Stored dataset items
▼

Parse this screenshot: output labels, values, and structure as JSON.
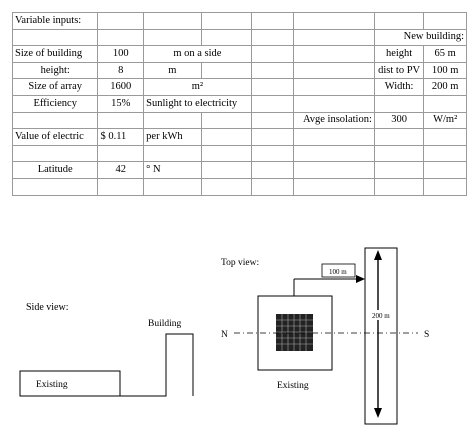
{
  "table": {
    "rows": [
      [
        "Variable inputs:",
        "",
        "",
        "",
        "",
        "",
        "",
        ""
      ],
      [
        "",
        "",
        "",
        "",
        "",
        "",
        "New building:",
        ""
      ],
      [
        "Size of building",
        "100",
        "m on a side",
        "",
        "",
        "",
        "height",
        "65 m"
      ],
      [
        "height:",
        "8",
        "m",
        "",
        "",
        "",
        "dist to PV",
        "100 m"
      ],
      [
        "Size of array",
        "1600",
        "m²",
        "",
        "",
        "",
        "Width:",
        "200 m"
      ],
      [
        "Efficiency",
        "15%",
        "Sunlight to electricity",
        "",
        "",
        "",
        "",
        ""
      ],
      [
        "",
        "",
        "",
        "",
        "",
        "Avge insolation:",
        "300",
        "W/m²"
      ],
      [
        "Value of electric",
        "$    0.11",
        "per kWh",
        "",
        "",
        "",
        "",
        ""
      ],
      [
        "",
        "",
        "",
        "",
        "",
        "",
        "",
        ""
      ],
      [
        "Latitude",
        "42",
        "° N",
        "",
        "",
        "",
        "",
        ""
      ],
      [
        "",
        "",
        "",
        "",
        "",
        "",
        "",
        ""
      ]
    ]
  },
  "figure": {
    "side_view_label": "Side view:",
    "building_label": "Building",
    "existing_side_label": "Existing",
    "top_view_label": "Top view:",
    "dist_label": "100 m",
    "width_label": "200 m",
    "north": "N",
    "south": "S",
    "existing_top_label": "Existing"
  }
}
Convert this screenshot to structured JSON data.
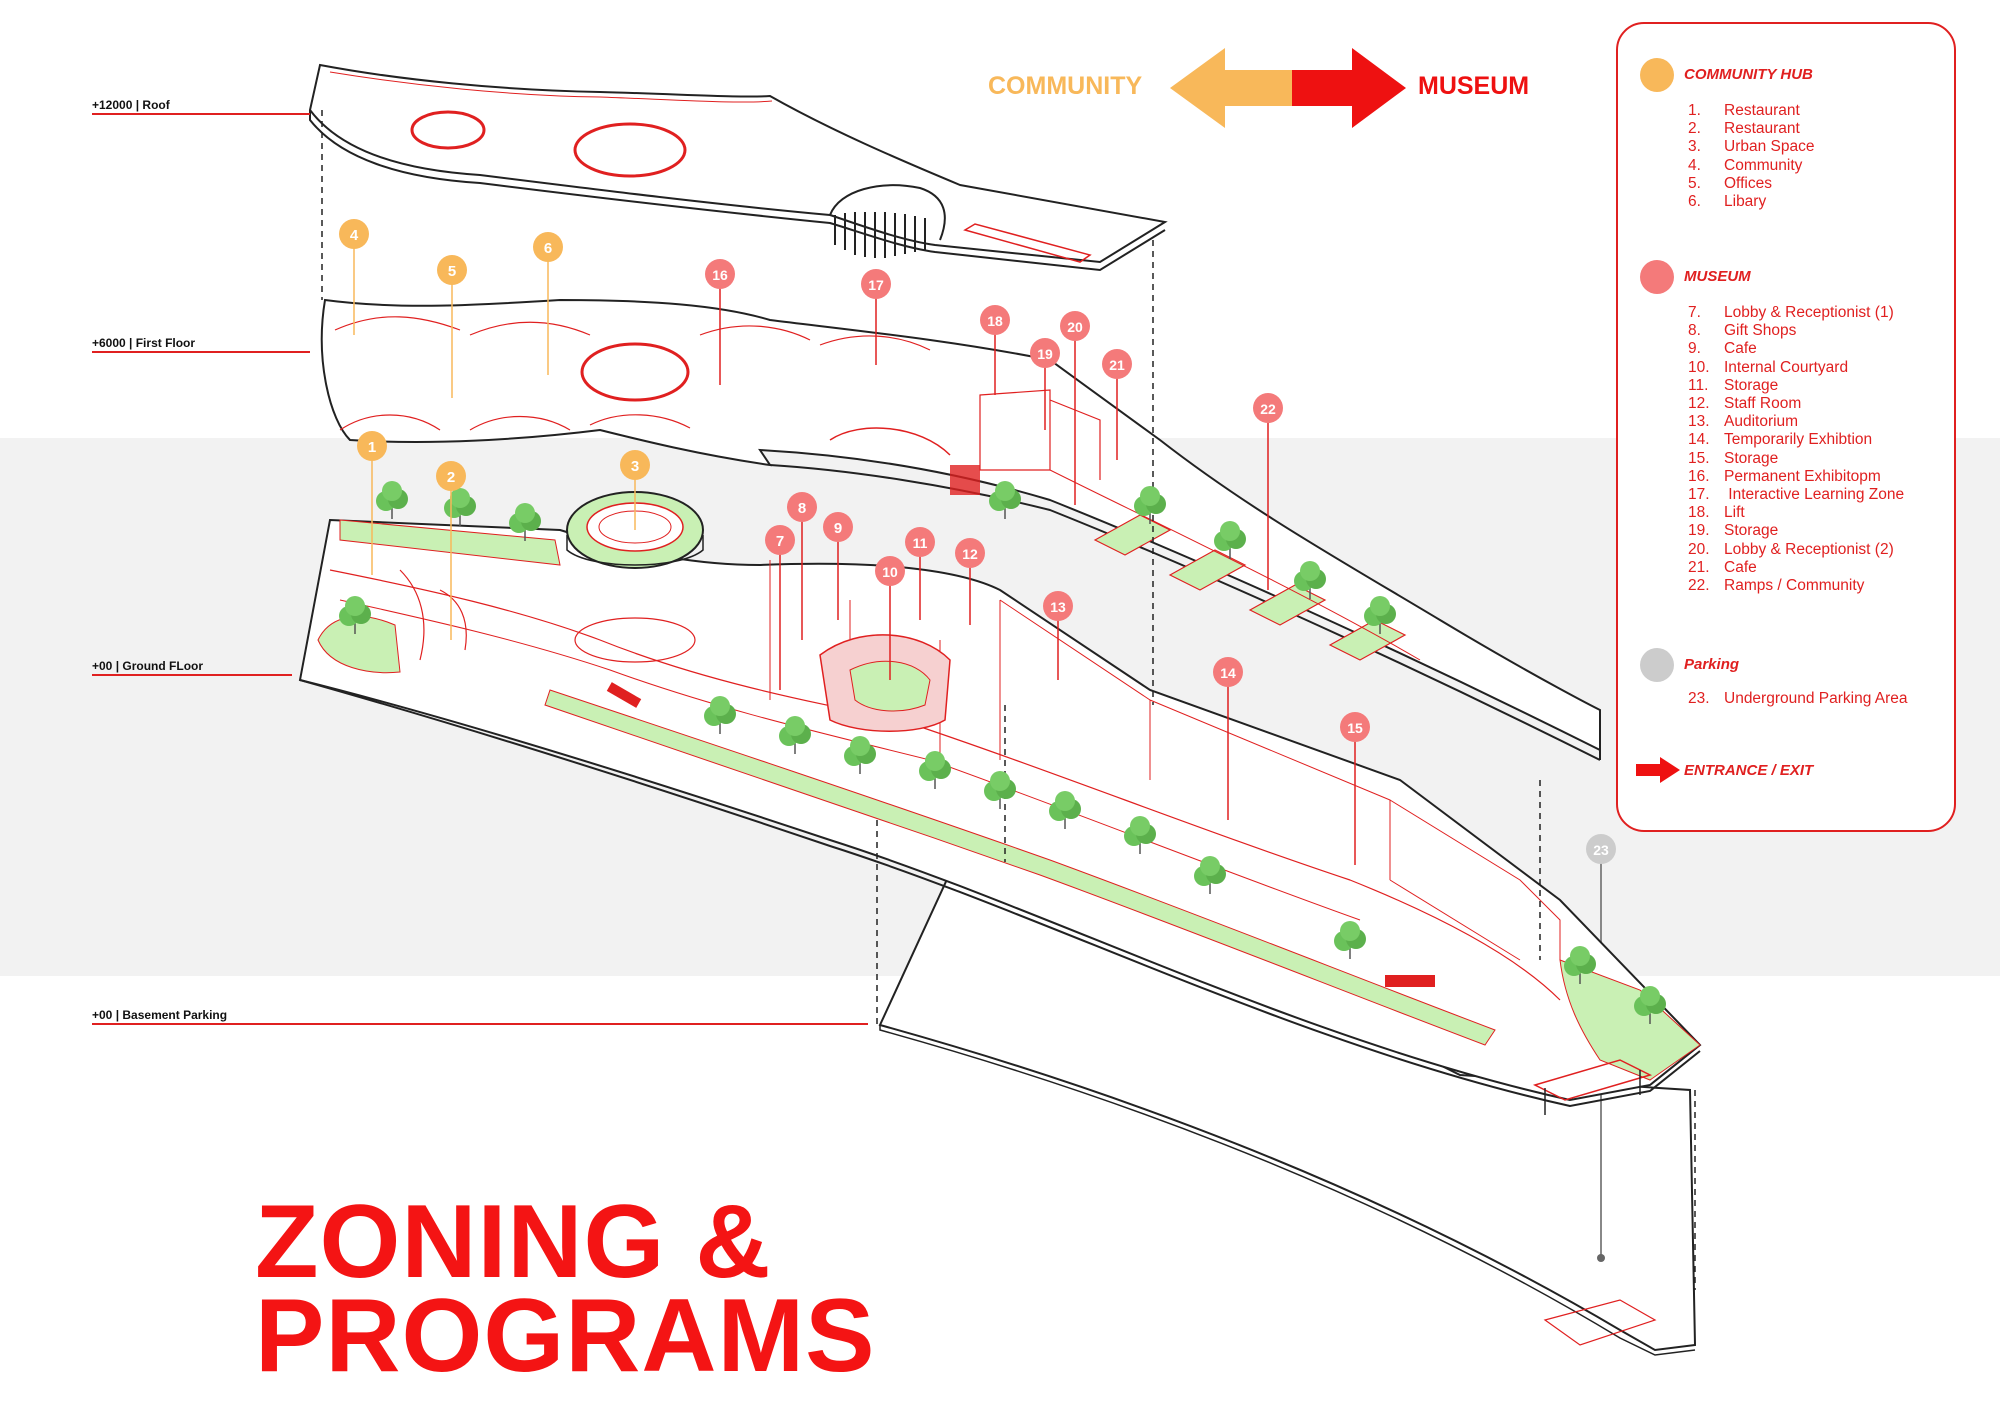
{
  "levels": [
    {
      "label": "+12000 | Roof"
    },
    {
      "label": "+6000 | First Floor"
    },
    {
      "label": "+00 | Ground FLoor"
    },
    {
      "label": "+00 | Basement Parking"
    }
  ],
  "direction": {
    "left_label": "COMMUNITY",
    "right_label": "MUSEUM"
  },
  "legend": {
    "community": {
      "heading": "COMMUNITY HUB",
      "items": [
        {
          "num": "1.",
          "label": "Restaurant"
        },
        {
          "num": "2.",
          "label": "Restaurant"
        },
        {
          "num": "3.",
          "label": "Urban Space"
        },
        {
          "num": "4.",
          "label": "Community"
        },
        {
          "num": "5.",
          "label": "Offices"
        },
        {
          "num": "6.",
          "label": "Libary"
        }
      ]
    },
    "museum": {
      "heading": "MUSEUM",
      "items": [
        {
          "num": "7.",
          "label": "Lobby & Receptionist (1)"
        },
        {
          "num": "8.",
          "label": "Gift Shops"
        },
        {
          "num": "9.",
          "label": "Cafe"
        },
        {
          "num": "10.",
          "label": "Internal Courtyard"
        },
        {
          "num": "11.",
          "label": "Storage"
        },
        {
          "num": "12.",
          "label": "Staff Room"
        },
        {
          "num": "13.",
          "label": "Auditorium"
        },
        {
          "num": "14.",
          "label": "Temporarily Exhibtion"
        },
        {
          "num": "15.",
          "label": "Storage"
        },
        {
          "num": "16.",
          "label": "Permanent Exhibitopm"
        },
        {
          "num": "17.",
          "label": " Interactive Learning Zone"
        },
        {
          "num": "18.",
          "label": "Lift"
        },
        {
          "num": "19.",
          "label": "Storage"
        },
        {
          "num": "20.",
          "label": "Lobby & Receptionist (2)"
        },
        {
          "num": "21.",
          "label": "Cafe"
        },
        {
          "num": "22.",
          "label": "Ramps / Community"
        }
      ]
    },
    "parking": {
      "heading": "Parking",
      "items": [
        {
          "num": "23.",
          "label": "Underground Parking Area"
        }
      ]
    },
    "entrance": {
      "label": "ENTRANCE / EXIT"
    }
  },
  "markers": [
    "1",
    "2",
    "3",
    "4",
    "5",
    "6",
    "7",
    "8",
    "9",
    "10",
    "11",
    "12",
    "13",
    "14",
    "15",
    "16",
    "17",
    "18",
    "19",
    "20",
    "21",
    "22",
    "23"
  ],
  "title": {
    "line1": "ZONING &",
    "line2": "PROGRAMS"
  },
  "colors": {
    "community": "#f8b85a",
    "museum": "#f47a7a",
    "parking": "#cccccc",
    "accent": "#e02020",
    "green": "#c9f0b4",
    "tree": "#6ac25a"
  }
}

▲

■ **Exercise goal**
Above are records; say how many of their lines contain the word "screenshot", giving only the number.

■ **Response to this exercise**
2